:: EXERCISE DIRECTIONS ::
Collect every line below that contains the word "接力队员才能跑".

:: AVAILABLE DATA ::
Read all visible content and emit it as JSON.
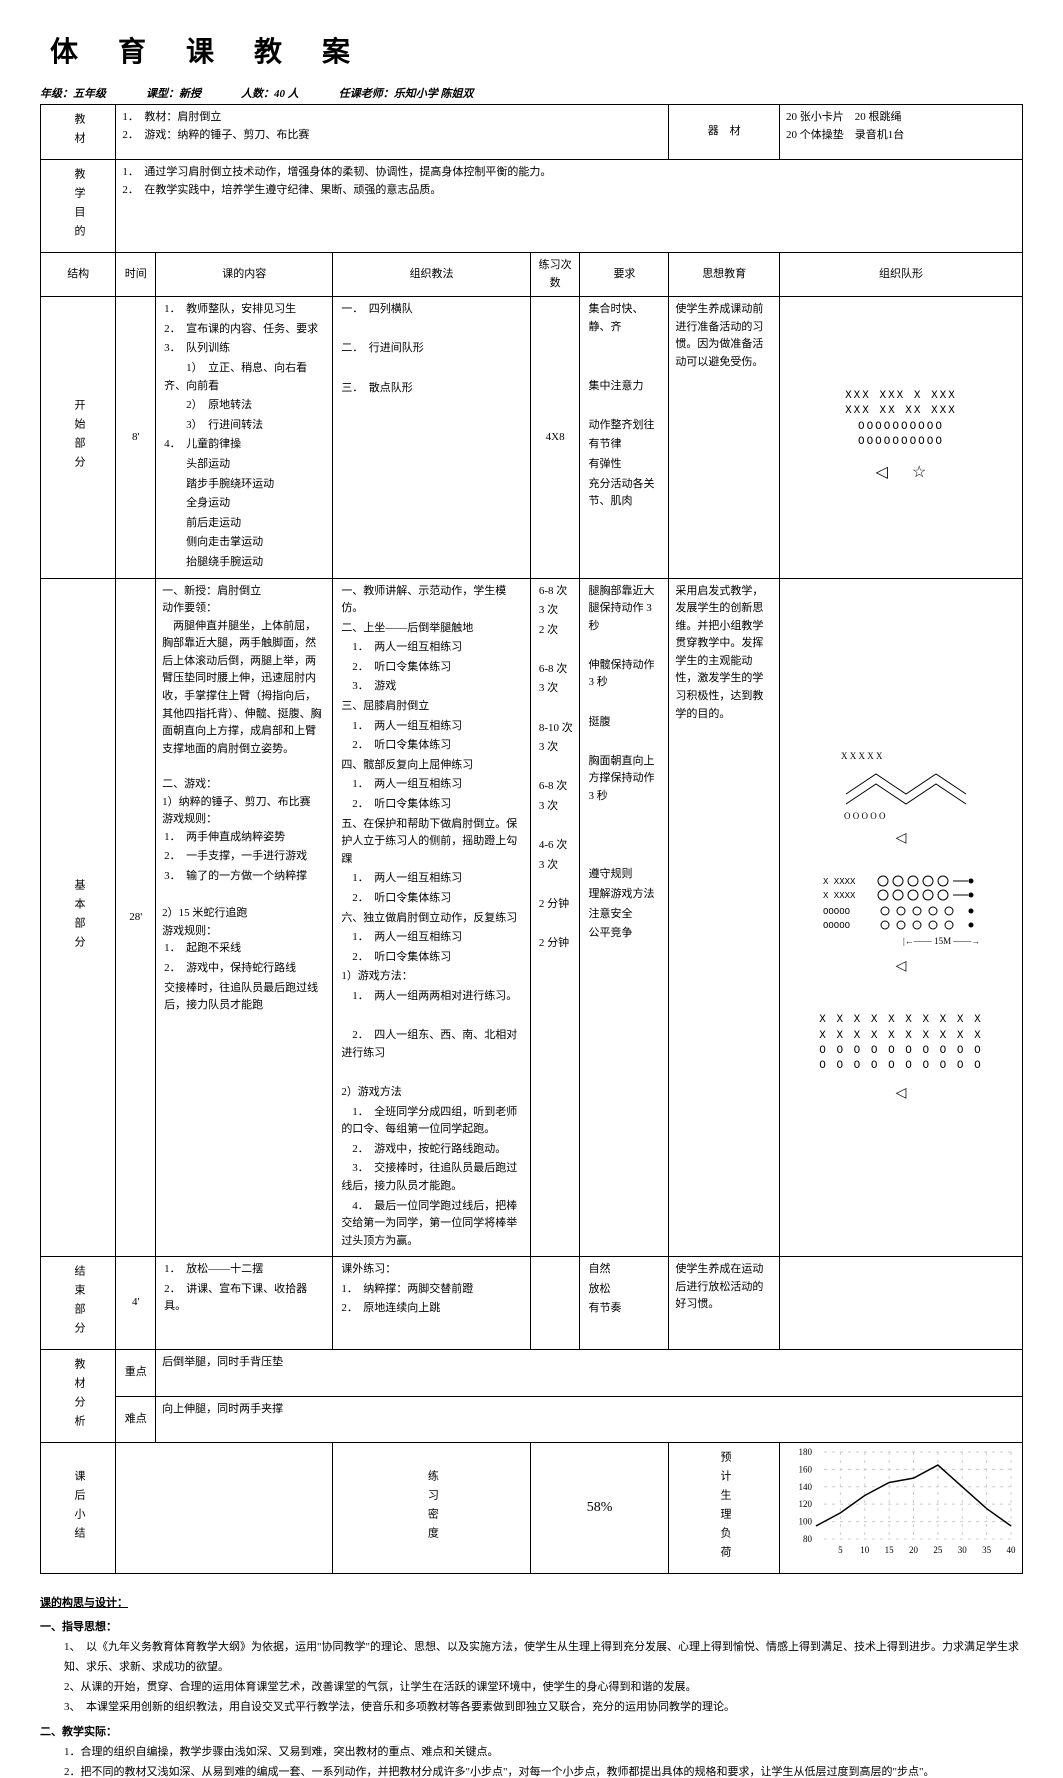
{
  "title": "体育课教案",
  "meta": {
    "grade_label": "年级：",
    "grade_value": "五年级",
    "type_label": "课型：",
    "type_value": "新授",
    "count_label": "人数：",
    "count_value": "40 人",
    "teacher_label": "任课老师：",
    "teacher_value": "乐知小学 陈姐双"
  },
  "rows": {
    "materials_label": "教材",
    "materials_content": "1．　教材：肩肘倒立\n2．　游戏：纳粹的锤子、剪刀、布比赛",
    "equipment_label": "器　材",
    "equipment_content": "20 张小卡片　20 根跳绳\n20 个体操垫　录音机1台",
    "goal_label": "教学目的",
    "goal_content": "1．　通过学习肩肘倒立技术动作，增强身体的柔韧、协调性，提高身体控制平衡的能力。\n2．　在教学实践中，培养学生遵守纪律、果断、顽强的意志品质。"
  },
  "table_header": {
    "structure": "结构",
    "time": "时间",
    "content": "课的内容",
    "method": "组织教法",
    "reps": "练习次数",
    "requirement": "要求",
    "thought": "思想教育",
    "formation": "组织队形"
  },
  "part1": {
    "label": "开始部分",
    "time": "8'",
    "content": [
      "1．　教师整队，安排见习生",
      "2．　宣布课的内容、任务、要求",
      "3．　队列训练",
      "　　1）　立正、稍息、向右看齐、向前看",
      "　　2）　原地转法",
      "　　3）　行进间转法",
      "4．　儿童韵律操",
      "　　头部运动",
      "　　踏步手腕绕环运动",
      "　　全身运动",
      "　　前后走运动",
      "　　侧向走击掌运动",
      "　　抬腿绕手腕运动"
    ],
    "method": [
      "一．　四列横队",
      "",
      "二．　行进间队形",
      "",
      "三．　散点队形"
    ],
    "reps": "4X8",
    "requirement": [
      "集合时快、静、齐",
      "",
      "",
      "集中注意力",
      "",
      "动作整齐划往",
      "有节律",
      "有弹性",
      "充分活动各关节、肌肉"
    ],
    "thought": "使学生养成课动前进行准备活动的习惯。因为做准备活动可以避免受伤。",
    "formation_rows": [
      "XXX XXX X XXX",
      "XXX XX XX XXX",
      "OOOOOOOOOO",
      "OOOOOOOOOO"
    ],
    "arrow": "◁",
    "star": "☆"
  },
  "part2": {
    "label": "基本部分",
    "time": "28'",
    "section1_title": "一、新授：肩肘倒立",
    "section1_subtitle": "动作要领：",
    "section1_text": "　两腿伸直并腿坐，上体前屈，胸部靠近大腿，两手触脚面，然后上体滚动后倒，两腿上举，两臂压垫同时腰上伸，迅速屈肘内收，手掌撑住上臂（拇指向后，其他四指托背）、伸髋、挺腹、胸面朝直向上方撑，成肩部和上臂支撑地面的肩肘倒立姿势。",
    "section2_title": "二、游戏：",
    "section2_subtitle": "1）纳粹的锤子、剪刀、布比赛",
    "game_rules_label": "游戏规则：",
    "game_rules": [
      "1．　两手伸直成纳粹姿势",
      "2．　一手支撑，一手进行游戏",
      "3．　输了的一方做一个纳粹撑"
    ],
    "section2b": "2）15 米蛇行追跑",
    "game2_rules_label": "游戏规则：",
    "game2_rules": [
      "1．　起跑不采线",
      "2．　游戏中，保持蛇行路线",
      "交接棒时，往追队员最后跑过线后，接力队员才能跑"
    ],
    "method": [
      "一、教师讲解、示范动作，学生模仿。",
      "二、上坐——后倒举腿触地",
      "　1．　两人一组互相练习",
      "　2．　听口令集体练习",
      "　3．　游戏",
      "三、屈膝肩肘倒立",
      "　1．　两人一组互相练习",
      "　2．　听口令集体练习",
      "四、髋部反复向上屈伸练习",
      "　1．　两人一组互相练习",
      "　2．　听口令集体练习",
      "五、在保护和帮助下做肩肘倒立。保护人立于练习人的侧前，摇助蹬上勾踝",
      "　1．　两人一组互相练习",
      "　2．　听口令集体练习",
      "六、独立做肩肘倒立动作，反复练习",
      "　1．　两人一组互相练习",
      "　2．　听口令集体练习",
      "1）游戏方法：",
      "　1．　两人一组两两相对进行练习。",
      "",
      "　2．　四人一组东、西、南、北相对进行练习",
      "",
      "2）游戏方法",
      "　1．　全班同学分成四组，听到老师的口令、每组第一位同学起跑。",
      "　2．　游戏中，按蛇行路线跑动。",
      "　3．　交接棒时，往追队员最后跑过线后，接力队员才能跑。",
      "　4．　最后一位同学跑过线后，把棒交给第一为同学，第一位同学将棒举过头顶方为赢。"
    ],
    "reps_list": [
      "6-8 次",
      "3 次",
      "2 次",
      "",
      "6-8 次",
      "3 次",
      "",
      "8-10 次",
      "3 次",
      "",
      "6-8 次",
      "3 次",
      "",
      "4-6 次",
      "3 次",
      "",
      "2 分钟",
      "",
      "2 分钟"
    ],
    "requirement": [
      "腿胸部靠近大腿保持动作 3 秒",
      "",
      "伸髋保持动作 3 秒",
      "",
      "挺腹",
      "",
      "胸面朝直向上方撑保持动作 3 秒",
      "",
      "",
      "",
      "遵守规则",
      "理解游戏方法",
      "注意安全",
      "公平竞争"
    ],
    "thought": "采用启发式教学，发展学生的创新思维。并把小组教学贯穿教学中。发挥学生的主观能动性，激发学生的学习积极性，达到教学的目的。",
    "formation2_rows": [
      "X  X  X  X  X  X  X  X  X  X",
      "X  X  X  X  X  X  X  X  X  X",
      "O  O  O  O  O  O  O  O  O  O",
      "O  O  O  O  O  O  O  O  O  O"
    ],
    "distance_label": "15M",
    "formation3_top": "X X X X X",
    "formation3_mid": "O O O O O"
  },
  "part3": {
    "label": "结束部分",
    "time": "4'",
    "content": [
      "1．　放松——十二摆",
      "2．　讲课、宣布下课、收拾器具。"
    ],
    "method": [
      "课外练习：",
      "1．　纳粹撑：两脚交替前蹬",
      "2．　原地连续向上跳"
    ],
    "requirement": [
      "自然",
      "放松",
      "有节奏"
    ],
    "thought": "使学生养成在运动后进行放松活动的好习惯。"
  },
  "analysis": {
    "label": "教材分析",
    "key_label": "重点",
    "key_value": "后倒举腿，同时手背压垫",
    "difficult_label": "难点",
    "difficult_value": "向上伸腿，同时两手夹撑"
  },
  "summary": {
    "label": "课后小结",
    "density_label": "练习密度",
    "density_value": "58%",
    "load_label": "预计生理负荷",
    "chart": {
      "x_ticks": [
        5,
        10,
        15,
        20,
        25,
        30,
        35,
        40
      ],
      "y_ticks": [
        80,
        100,
        120,
        140,
        160,
        180
      ],
      "points": [
        [
          0,
          95
        ],
        [
          5,
          110
        ],
        [
          10,
          130
        ],
        [
          15,
          145
        ],
        [
          20,
          150
        ],
        [
          25,
          165
        ],
        [
          30,
          140
        ],
        [
          35,
          115
        ],
        [
          40,
          95
        ]
      ],
      "line_color": "#000000",
      "grid_color": "#cccccc"
    }
  },
  "footer": {
    "title": "课的构思与设计：",
    "h1": "一、指导思想：",
    "list1": [
      "1、　以《九年义务教育体育教学大纲》为依据，运用\"协同教学\"的理论、思想、以及实施方法，使学生从生理上得到充分发展、心理上得到愉悦、情感上得到满足、技术上得到进步。力求满足学生求知、求乐、求新、求成功的欲望。",
      "2、从课的开始，贯穿、合理的运用体育课堂艺术，改善课堂的气氛，让学生在活跃的课堂环境中，使学生的身心得到和谐的发展。",
      "3、　本课堂采用创新的组织教法，用自设交叉式平行教学法，使音乐和多项教材等各要素做到即独立又联合，充分的运用协同教学的理论。"
    ],
    "h2": "二、教学实际：",
    "list2": [
      "1．合理的组织自编操，教学步骤由浅如深、又易到难，突出教材的重点、难点和关键点。",
      "2．把不同的教材又浅如深、从易到难的编成一套、一系列动作，并把教材分成许多\"小步点\"，对每一个小步点，教师都提出具体的规格和要求，让学生从低层过度到高层的\"步点\"。"
    ]
  }
}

:: RESULT OF THIS TASK ::
      "交接棒时，往追队员最后跑过线后，接力队员才能跑"
      "　3．　交接棒时，往追队员最后跑过线后，接力队员才能跑。",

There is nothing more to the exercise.